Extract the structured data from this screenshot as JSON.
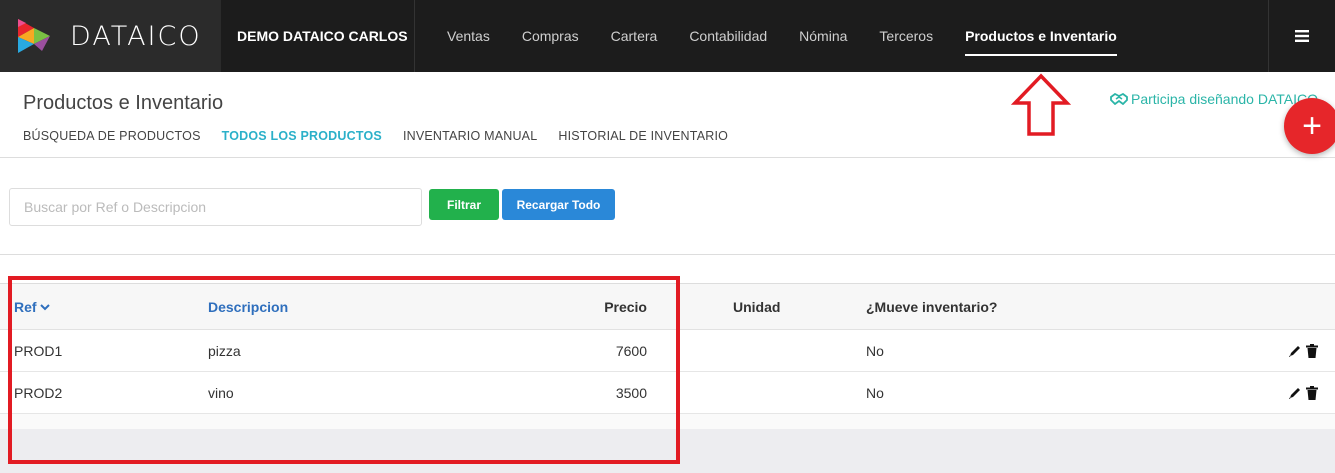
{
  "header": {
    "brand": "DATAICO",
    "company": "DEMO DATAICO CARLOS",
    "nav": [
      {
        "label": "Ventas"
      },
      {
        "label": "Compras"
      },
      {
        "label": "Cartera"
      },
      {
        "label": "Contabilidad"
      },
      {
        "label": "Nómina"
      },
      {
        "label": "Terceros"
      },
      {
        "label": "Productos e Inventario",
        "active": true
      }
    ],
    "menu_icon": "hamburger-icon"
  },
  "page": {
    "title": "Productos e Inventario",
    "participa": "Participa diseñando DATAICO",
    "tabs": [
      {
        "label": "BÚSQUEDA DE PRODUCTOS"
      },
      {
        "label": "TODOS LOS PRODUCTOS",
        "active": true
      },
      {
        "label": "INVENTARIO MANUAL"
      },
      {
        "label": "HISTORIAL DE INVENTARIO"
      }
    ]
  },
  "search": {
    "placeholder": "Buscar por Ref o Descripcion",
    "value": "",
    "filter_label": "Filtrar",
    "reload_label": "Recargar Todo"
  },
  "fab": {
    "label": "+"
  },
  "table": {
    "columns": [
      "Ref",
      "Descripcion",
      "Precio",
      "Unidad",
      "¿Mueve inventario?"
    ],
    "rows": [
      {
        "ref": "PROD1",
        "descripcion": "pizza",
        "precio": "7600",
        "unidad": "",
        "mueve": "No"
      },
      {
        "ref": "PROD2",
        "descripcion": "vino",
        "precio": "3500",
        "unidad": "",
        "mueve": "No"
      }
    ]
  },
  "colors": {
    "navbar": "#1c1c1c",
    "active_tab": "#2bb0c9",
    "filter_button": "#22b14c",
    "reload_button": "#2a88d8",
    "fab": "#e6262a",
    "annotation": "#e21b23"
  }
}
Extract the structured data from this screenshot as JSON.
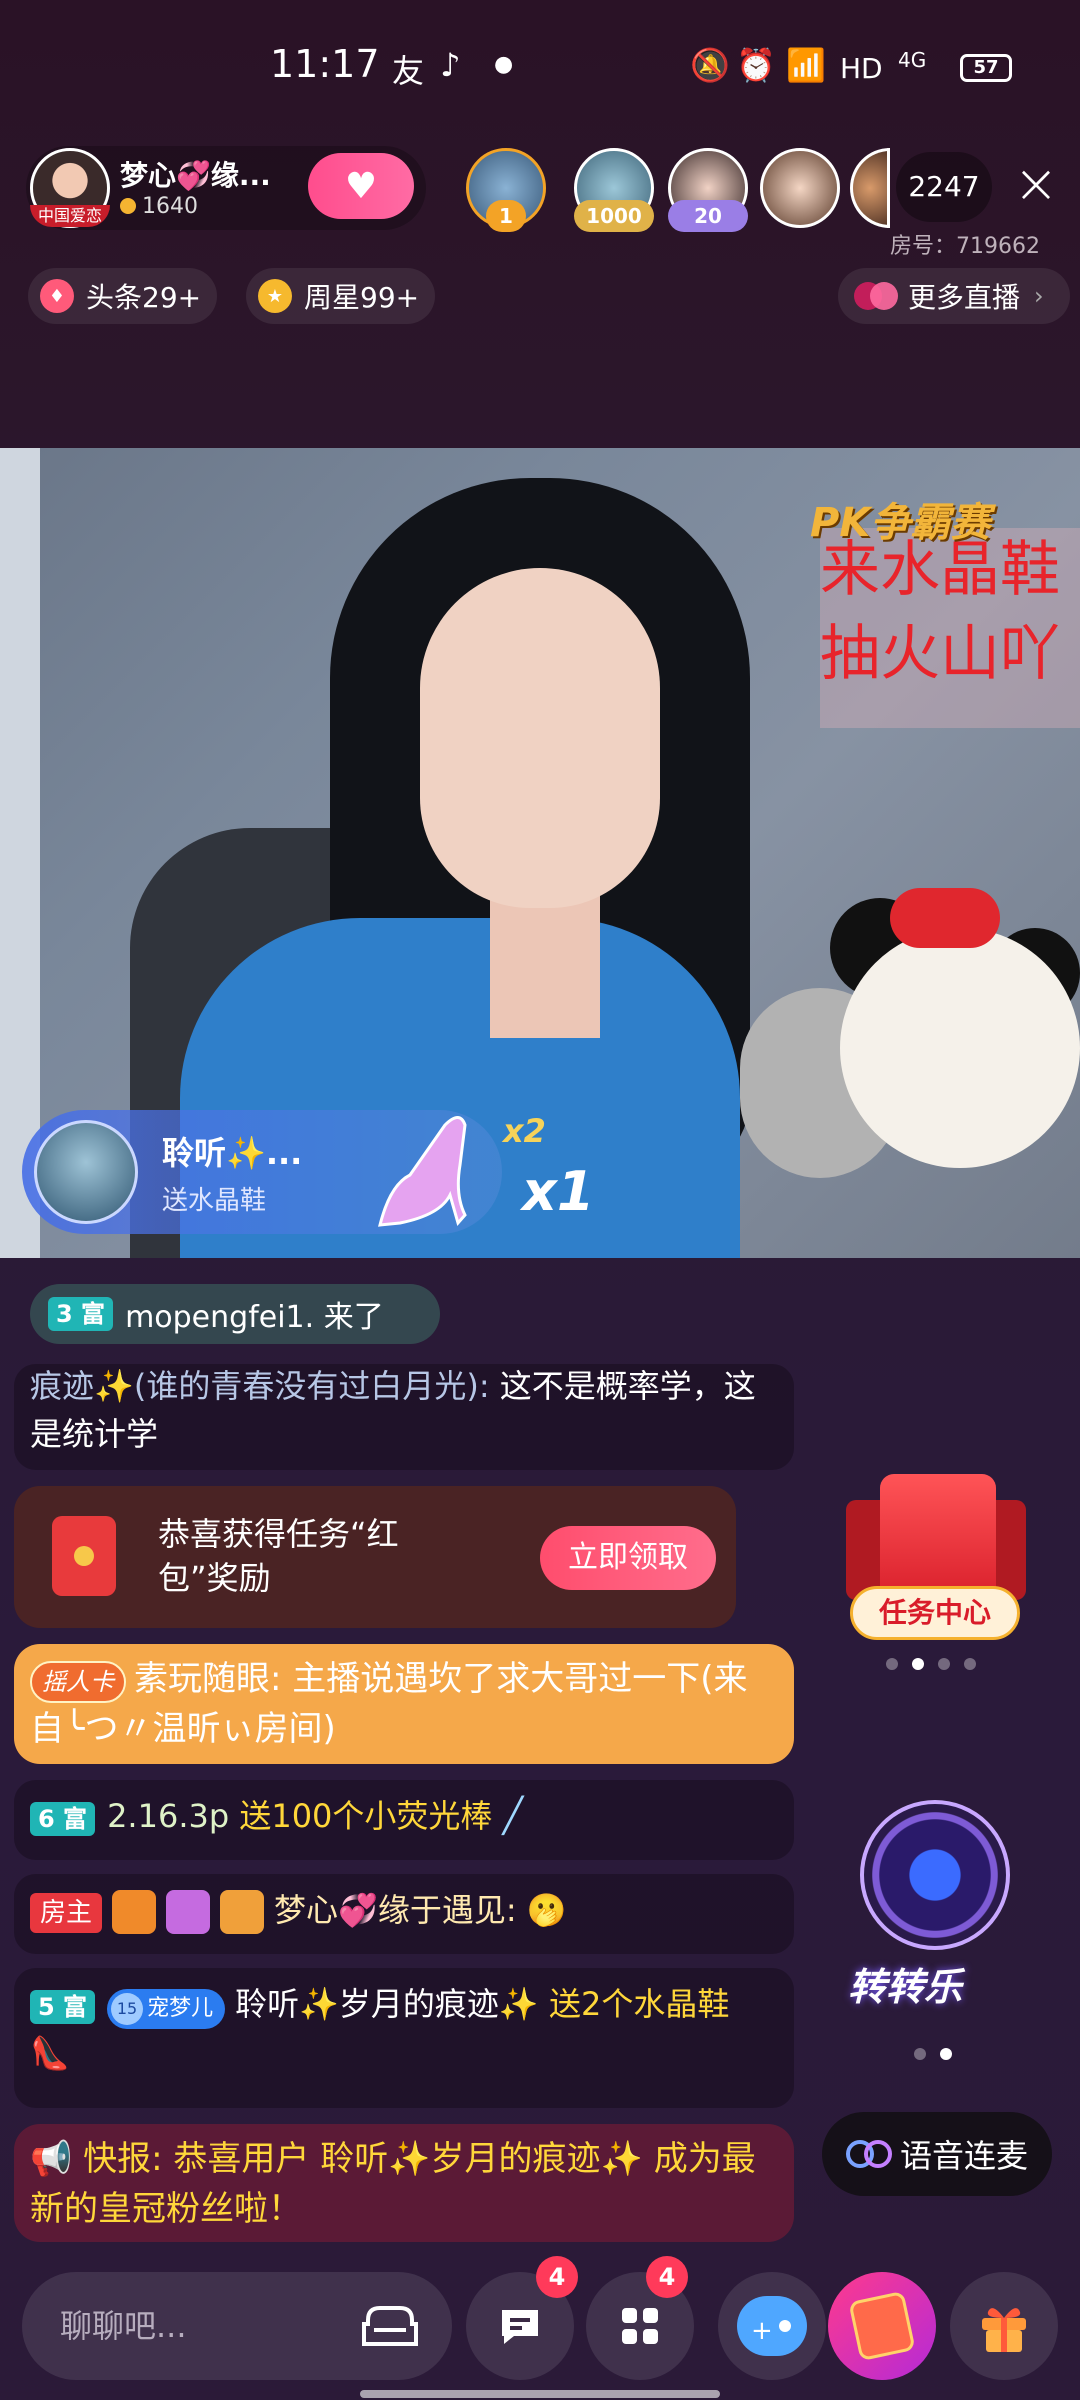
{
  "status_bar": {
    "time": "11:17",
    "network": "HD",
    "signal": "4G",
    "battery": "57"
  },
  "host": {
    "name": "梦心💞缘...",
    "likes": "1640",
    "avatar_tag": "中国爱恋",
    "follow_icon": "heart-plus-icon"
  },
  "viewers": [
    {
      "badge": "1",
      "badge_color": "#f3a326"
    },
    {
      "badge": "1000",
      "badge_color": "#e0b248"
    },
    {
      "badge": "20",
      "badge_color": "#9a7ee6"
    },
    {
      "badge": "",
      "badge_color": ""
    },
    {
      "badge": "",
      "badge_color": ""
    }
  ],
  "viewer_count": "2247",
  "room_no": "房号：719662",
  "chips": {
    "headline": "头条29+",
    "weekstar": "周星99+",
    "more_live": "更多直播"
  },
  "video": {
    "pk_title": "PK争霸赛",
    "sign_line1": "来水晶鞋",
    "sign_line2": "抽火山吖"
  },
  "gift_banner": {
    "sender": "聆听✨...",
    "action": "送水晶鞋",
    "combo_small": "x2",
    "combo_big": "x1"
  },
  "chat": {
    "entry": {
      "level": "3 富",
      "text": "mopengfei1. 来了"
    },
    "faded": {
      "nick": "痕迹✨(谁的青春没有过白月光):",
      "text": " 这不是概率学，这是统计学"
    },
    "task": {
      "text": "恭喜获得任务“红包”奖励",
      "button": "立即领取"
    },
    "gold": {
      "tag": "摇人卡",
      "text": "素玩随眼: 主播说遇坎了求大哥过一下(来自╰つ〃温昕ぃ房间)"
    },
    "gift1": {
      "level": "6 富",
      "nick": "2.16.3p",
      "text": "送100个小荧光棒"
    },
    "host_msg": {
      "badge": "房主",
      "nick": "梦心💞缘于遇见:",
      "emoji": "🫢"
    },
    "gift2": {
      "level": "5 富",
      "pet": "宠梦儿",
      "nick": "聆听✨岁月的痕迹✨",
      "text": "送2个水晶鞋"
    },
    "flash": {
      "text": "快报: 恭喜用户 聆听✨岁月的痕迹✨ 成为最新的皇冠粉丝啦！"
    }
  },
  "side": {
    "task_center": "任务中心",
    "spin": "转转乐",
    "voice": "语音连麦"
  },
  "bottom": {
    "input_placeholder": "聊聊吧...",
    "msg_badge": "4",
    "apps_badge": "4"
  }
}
◇ ◇ ◇ ◇ ◇
THE EXERCISE | Exclude the pictures and transcribe all of the entries exactly.

SOLUTION |
Extract the structured data from this screenshot as JSON.
{
  "header": {
    "brand": "DATAICO",
    "company": "DEMO DATAICO CARLOS",
    "nav": [
      {
        "label": "Ventas"
      },
      {
        "label": "Compras"
      },
      {
        "label": "Cartera"
      },
      {
        "label": "Contabilidad"
      },
      {
        "label": "Nómina"
      },
      {
        "label": "Terceros"
      },
      {
        "label": "Productos e Inventario",
        "active": true
      }
    ],
    "menu_icon": "hamburger-icon"
  },
  "page": {
    "title": "Productos e Inventario",
    "participa": "Participa diseñando DATAICO",
    "tabs": [
      {
        "label": "BÚSQUEDA DE PRODUCTOS"
      },
      {
        "label": "TODOS LOS PRODUCTOS",
        "active": true
      },
      {
        "label": "INVENTARIO MANUAL"
      },
      {
        "label": "HISTORIAL DE INVENTARIO"
      }
    ]
  },
  "search": {
    "placeholder": "Buscar por Ref o Descripcion",
    "value": "",
    "filter_label": "Filtrar",
    "reload_label": "Recargar Todo"
  },
  "fab": {
    "label": "+"
  },
  "table": {
    "columns": [
      "Ref",
      "Descripcion",
      "Precio",
      "Unidad",
      "¿Mueve inventario?"
    ],
    "rows": [
      {
        "ref": "PROD1",
        "descripcion": "pizza",
        "precio": "7600",
        "unidad": "",
        "mueve": "No"
      },
      {
        "ref": "PROD2",
        "descripcion": "vino",
        "precio": "3500",
        "unidad": "",
        "mueve": "No"
      }
    ]
  },
  "colors": {
    "navbar": "#1c1c1c",
    "active_tab": "#2bb0c9",
    "filter_button": "#22b14c",
    "reload_button": "#2a88d8",
    "fab": "#e6262a",
    "annotation": "#e21b23"
  }
}
Extract the structured data from this screenshot as JSON.
{
  "status_bar": {
    "time": "11:17",
    "network": "HD",
    "signal": "4G",
    "battery": "57"
  },
  "host": {
    "name": "梦心💞缘...",
    "likes": "1640",
    "avatar_tag": "中国爱恋",
    "follow_icon": "heart-plus-icon"
  },
  "viewers": [
    {
      "badge": "1",
      "badge_color": "#f3a326"
    },
    {
      "badge": "1000",
      "badge_color": "#e0b248"
    },
    {
      "badge": "20",
      "badge_color": "#9a7ee6"
    },
    {
      "badge": "",
      "badge_color": ""
    },
    {
      "badge": "",
      "badge_color": ""
    }
  ],
  "viewer_count": "2247",
  "room_no": "房号：719662",
  "chips": {
    "headline": "头条29+",
    "weekstar": "周星99+",
    "more_live": "更多直播"
  },
  "video": {
    "pk_title": "PK争霸赛",
    "sign_line1": "来水晶鞋",
    "sign_line2": "抽火山吖"
  },
  "gift_banner": {
    "sender": "聆听✨...",
    "action": "送水晶鞋",
    "combo_small": "x2",
    "combo_big": "x1"
  },
  "chat": {
    "entry": {
      "level": "3 富",
      "text": "mopengfei1. 来了"
    },
    "faded": {
      "nick": "痕迹✨(谁的青春没有过白月光):",
      "text": " 这不是概率学，这是统计学"
    },
    "task": {
      "text": "恭喜获得任务“红包”奖励",
      "button": "立即领取"
    },
    "gold": {
      "tag": "摇人卡",
      "text": "素玩随眼: 主播说遇坎了求大哥过一下(来自╰つ〃温昕ぃ房间)"
    },
    "gift1": {
      "level": "6 富",
      "nick": "2.16.3p",
      "text": "送100个小荧光棒"
    },
    "host_msg": {
      "badge": "房主",
      "nick": "梦心💞缘于遇见:",
      "emoji": "🫢"
    },
    "gift2": {
      "level": "5 富",
      "pet": "宠梦儿",
      "nick": "聆听✨岁月的痕迹✨",
      "text": "送2个水晶鞋"
    },
    "flash": {
      "text": "快报: 恭喜用户 聆听✨岁月的痕迹✨ 成为最新的皇冠粉丝啦！"
    }
  },
  "side": {
    "task_center": "任务中心",
    "spin": "转转乐",
    "voice": "语音连麦"
  },
  "bottom": {
    "input_placeholder": "聊聊吧...",
    "msg_badge": "4",
    "apps_badge": "4"
  }
}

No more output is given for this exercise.